Trecho fornecido ::
++++

Por:Franciely Portela
Keila Alves
As estruturas clássicas de dominação presentes no Sistema Internacional contribuíram inegavelmente para uma visão deturpada do Oriente através da perspectiva ocidental. Sob influência da ocidentalização de costumes, a sociedade árabe é vista de forma estereotipada seja por características ameaçadoras relacionadas sobretudo ao Estado Islâmico, seja pela representação da “mulher oriental” como um ícone oprimido e oposto à “mulher ocidental” (FIGUEIREDO; FERREIRA; CASTRO, 2020). Essa interpretação errônea dos fatos prejudica constantemente a forma como os conflitos ocorridos no Oriente são enxergados pelo resto do mundo; ainda que na parte ocidental do globo existam acadêmicos dedicados aos estudos pós-coloniais e de decolonialidade, que buscam trazer uma compreensão da realidade do povo oriental a partir de todas nuances envolvendo contextos culturais, se nota, principalmente no meio midiático, a representação do Oriente como uma localidade caótica, sem o devido aprofundamento nas implicâncias que movimentos políticos, sociais, econômicos, culturais e religiosos têm sobre as vidas da população da região.

++++

Itens listados em um conjunto de dados ::
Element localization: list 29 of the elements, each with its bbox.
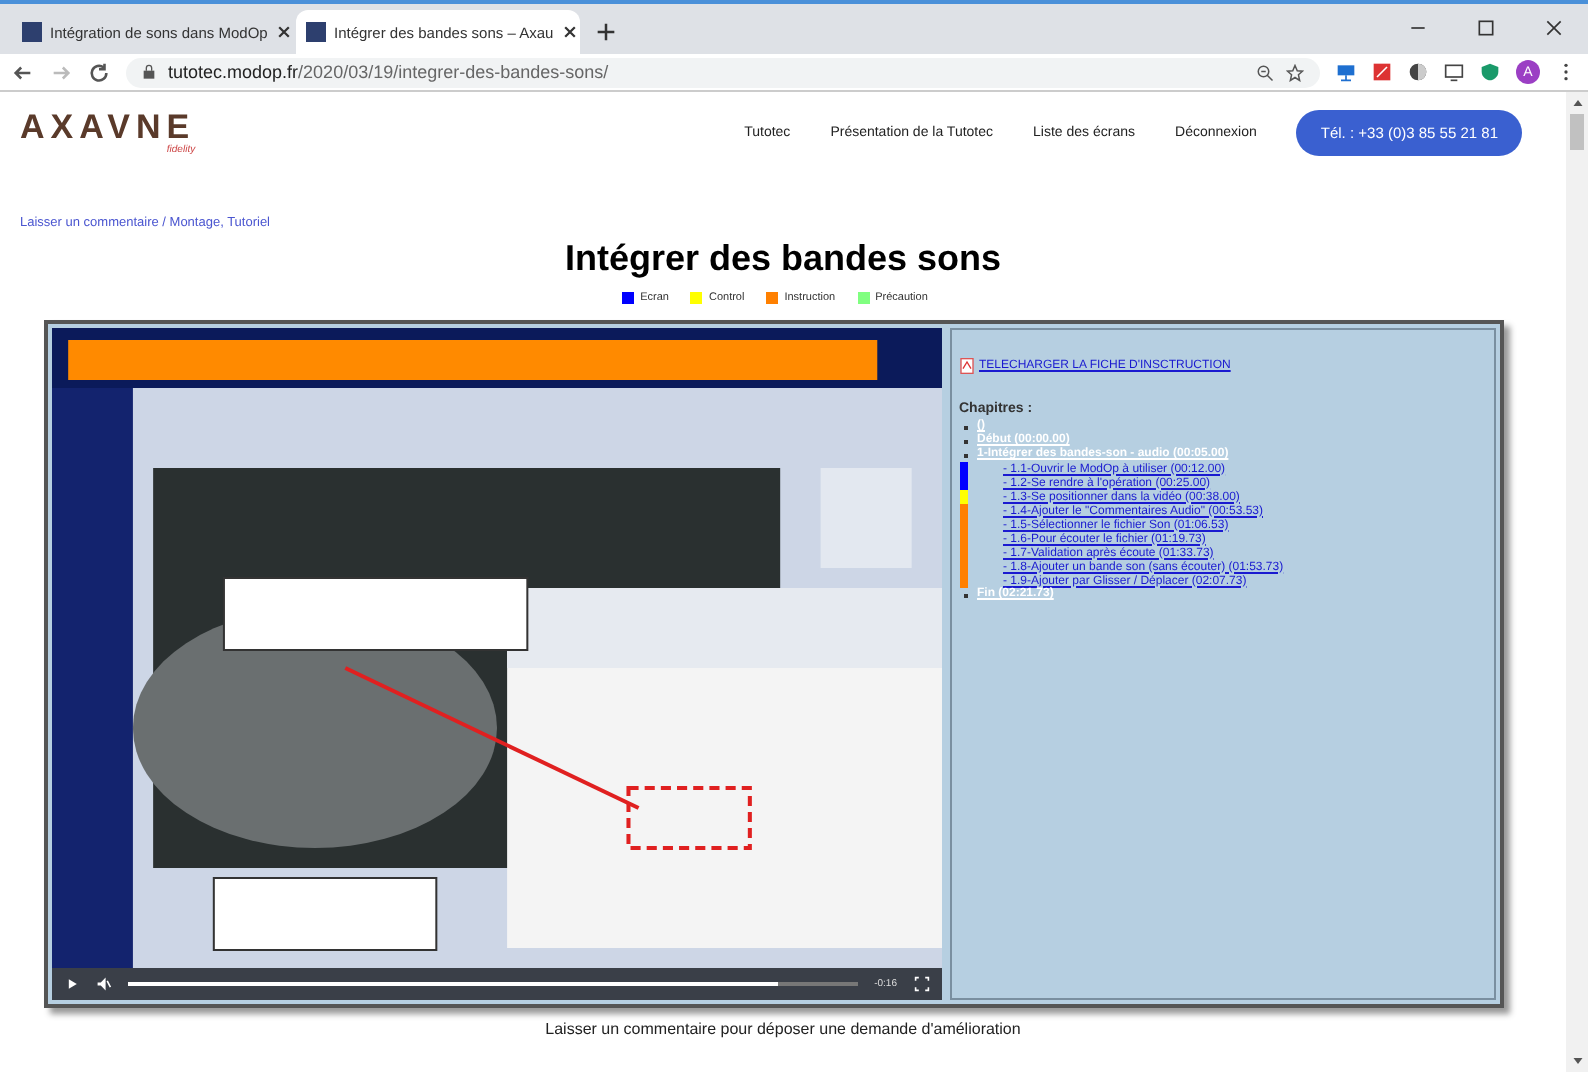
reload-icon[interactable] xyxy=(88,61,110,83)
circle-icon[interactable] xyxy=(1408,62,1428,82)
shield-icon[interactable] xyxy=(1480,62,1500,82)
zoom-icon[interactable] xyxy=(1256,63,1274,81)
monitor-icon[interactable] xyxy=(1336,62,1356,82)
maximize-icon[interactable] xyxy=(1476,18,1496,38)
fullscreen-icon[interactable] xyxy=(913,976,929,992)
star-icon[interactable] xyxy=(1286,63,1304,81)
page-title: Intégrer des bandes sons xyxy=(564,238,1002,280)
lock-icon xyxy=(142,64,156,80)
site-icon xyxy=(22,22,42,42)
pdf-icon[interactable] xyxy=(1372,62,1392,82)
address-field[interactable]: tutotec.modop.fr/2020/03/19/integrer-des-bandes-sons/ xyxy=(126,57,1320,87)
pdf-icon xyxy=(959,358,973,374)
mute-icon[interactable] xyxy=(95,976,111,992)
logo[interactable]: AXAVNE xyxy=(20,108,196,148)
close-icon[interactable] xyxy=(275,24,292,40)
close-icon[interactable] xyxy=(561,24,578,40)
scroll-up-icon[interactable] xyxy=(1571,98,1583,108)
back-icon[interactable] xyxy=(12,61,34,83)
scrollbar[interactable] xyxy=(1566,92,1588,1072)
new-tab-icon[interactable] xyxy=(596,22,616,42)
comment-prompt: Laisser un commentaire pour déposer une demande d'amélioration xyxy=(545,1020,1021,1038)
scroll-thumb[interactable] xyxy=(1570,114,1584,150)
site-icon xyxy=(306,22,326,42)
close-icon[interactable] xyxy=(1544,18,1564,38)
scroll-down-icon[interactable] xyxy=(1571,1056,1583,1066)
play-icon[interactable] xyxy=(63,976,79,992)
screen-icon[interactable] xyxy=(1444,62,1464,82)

++++

O exercício :: De acordo com o trecho sobre a visão ocidental do Oriente, como o meio midiático representa o Oriente?

Solução do exercício :: Como uma localidade caótica, sem o devido aprofundamento nas implicâncias que movimentos políticos, sociais, econômicos, culturais e religiosos têm sobre a vida da população da região.